Copy, from the entries below, each line where the word "Chemistry" can be found.

§ **Data excerpts**:
———
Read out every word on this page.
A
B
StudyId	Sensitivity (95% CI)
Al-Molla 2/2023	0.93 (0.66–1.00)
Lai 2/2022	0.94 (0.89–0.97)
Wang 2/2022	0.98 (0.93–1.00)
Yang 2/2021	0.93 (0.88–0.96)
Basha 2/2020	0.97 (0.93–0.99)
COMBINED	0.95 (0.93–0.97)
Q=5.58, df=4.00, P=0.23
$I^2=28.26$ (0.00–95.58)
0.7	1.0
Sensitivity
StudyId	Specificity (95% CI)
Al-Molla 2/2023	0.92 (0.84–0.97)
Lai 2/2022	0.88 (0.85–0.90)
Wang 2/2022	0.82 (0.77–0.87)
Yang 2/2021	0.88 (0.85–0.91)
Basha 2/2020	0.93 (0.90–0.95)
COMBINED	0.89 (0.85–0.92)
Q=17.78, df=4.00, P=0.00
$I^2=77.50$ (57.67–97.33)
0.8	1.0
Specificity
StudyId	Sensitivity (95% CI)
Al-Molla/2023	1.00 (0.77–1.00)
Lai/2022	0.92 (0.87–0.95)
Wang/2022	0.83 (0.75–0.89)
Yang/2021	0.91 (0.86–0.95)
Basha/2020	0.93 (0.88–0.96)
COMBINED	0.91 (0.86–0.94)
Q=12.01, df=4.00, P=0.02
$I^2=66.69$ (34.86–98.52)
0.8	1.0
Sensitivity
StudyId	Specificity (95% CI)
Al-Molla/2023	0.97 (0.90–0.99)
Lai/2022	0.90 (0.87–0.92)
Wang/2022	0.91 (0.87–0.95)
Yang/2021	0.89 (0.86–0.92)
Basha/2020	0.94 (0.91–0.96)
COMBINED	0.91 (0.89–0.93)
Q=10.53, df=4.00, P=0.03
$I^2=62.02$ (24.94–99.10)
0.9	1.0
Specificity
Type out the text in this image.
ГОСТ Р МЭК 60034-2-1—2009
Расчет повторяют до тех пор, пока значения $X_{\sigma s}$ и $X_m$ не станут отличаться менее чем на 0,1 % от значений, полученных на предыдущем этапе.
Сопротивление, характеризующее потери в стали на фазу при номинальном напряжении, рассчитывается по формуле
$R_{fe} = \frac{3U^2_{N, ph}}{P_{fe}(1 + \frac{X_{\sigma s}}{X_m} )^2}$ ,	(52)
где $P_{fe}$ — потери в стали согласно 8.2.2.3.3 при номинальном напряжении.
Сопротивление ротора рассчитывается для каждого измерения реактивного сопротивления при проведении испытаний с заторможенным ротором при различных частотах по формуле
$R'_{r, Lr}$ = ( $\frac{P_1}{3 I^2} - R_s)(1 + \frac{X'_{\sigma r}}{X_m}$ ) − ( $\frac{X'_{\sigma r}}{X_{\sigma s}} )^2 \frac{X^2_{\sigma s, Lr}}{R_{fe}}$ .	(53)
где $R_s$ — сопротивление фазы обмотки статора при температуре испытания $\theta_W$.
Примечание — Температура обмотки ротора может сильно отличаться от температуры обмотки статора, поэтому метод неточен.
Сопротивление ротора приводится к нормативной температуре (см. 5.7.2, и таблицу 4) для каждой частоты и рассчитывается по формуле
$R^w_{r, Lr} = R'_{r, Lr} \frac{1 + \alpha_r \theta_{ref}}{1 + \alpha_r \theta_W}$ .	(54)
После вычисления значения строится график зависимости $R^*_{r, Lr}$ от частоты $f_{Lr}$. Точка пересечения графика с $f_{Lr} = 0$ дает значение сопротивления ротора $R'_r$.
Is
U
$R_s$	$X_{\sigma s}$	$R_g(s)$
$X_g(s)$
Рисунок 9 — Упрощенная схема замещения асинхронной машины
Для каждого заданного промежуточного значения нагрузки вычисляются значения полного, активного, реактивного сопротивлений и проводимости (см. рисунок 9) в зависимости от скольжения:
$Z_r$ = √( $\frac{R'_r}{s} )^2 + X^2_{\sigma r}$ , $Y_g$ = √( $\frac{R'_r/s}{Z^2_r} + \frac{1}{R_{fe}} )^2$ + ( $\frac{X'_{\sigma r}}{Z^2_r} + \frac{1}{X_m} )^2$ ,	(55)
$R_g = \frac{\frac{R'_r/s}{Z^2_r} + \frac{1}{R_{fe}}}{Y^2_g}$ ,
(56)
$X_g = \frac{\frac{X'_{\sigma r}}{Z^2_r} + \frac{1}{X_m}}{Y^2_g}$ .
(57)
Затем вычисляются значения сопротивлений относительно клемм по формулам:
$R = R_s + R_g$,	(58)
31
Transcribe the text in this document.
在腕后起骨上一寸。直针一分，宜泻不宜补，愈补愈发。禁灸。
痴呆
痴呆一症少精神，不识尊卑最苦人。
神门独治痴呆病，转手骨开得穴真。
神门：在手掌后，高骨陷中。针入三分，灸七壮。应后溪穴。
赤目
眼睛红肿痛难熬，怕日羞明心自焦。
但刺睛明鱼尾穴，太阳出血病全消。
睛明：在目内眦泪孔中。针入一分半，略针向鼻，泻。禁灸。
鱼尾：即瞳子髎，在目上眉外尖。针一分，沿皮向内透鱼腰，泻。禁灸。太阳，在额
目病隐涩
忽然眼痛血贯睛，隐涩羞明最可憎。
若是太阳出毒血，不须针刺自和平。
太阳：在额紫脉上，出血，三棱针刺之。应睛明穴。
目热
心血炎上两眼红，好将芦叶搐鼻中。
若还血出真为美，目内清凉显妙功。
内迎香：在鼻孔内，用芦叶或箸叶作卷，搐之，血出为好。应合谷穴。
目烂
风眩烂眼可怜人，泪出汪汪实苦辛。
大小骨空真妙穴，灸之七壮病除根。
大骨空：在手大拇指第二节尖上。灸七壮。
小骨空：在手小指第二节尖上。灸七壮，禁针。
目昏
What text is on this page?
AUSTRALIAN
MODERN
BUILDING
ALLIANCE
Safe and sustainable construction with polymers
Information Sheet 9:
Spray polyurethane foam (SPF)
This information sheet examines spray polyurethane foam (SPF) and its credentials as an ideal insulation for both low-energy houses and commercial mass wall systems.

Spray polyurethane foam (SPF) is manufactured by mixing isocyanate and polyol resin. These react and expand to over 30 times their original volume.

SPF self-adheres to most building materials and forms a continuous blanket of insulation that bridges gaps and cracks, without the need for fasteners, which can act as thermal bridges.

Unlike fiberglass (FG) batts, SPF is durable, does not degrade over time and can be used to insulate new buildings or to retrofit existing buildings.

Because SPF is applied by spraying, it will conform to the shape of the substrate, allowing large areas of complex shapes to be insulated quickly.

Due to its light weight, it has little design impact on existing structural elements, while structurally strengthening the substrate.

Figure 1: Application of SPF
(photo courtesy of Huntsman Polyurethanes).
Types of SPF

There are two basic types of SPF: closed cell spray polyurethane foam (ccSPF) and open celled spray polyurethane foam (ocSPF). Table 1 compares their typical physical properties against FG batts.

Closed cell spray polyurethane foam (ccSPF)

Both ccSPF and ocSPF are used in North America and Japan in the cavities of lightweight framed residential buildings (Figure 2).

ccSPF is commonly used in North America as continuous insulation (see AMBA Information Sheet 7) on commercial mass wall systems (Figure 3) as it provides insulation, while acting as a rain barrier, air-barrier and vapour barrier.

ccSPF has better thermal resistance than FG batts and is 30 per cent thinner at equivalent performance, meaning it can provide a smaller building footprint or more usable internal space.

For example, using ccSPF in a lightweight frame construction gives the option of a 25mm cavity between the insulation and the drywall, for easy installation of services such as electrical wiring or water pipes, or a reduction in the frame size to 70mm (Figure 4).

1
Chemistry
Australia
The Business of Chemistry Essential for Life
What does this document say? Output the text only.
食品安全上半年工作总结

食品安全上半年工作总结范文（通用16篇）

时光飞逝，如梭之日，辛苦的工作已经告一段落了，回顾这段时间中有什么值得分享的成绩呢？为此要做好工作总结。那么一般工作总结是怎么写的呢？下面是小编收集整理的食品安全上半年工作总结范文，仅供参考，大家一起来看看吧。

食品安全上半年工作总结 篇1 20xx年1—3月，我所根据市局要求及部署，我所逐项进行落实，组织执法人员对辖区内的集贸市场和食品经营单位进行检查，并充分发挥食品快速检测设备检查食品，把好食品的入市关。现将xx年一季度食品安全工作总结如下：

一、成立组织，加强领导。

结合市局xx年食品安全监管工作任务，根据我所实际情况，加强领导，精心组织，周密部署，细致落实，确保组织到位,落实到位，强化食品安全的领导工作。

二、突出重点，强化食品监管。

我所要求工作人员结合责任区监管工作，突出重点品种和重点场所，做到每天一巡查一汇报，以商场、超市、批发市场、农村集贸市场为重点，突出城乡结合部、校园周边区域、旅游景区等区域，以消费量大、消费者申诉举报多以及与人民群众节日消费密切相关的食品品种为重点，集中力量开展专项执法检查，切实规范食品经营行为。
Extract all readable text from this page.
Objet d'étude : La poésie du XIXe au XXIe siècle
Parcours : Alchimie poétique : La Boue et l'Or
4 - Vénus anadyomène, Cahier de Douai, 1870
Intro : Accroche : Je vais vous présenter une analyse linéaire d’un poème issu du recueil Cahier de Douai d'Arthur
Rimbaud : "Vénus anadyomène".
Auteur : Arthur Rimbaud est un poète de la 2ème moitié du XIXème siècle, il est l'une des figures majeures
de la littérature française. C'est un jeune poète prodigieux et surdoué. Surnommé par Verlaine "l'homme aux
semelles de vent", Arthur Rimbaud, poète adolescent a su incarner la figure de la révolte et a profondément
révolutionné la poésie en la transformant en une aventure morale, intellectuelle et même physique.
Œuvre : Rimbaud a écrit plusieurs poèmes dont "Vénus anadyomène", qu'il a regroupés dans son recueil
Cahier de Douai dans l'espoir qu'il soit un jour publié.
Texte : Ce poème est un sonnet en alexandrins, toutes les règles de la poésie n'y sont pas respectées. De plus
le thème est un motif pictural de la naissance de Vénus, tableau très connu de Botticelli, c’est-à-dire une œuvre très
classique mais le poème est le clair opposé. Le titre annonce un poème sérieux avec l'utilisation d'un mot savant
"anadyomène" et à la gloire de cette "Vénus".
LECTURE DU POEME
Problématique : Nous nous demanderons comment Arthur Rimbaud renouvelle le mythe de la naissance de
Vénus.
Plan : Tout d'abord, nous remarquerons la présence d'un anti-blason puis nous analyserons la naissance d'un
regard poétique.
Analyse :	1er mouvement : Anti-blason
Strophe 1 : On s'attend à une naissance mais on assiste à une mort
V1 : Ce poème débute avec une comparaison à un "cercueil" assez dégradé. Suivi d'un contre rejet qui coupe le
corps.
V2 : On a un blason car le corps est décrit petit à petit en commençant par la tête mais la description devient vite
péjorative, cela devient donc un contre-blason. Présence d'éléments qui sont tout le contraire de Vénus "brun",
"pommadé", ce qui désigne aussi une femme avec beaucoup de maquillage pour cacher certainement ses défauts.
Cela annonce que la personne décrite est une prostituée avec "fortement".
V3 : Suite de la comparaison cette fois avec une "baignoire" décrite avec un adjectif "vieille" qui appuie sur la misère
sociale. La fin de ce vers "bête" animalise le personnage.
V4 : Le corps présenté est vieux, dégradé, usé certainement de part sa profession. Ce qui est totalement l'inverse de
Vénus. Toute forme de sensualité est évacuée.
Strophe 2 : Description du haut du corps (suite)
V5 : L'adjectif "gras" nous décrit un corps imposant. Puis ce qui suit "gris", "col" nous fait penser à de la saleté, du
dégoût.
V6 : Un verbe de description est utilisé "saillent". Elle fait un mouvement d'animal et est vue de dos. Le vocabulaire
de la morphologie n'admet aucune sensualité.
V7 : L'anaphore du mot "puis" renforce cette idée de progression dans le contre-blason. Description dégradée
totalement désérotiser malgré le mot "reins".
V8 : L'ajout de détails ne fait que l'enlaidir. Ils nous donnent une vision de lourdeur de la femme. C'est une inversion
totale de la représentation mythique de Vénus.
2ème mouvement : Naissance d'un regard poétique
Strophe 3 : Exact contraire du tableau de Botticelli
———
§ **Result of the exercise**:
Chemistry
The Business of Chemistry Essential for Life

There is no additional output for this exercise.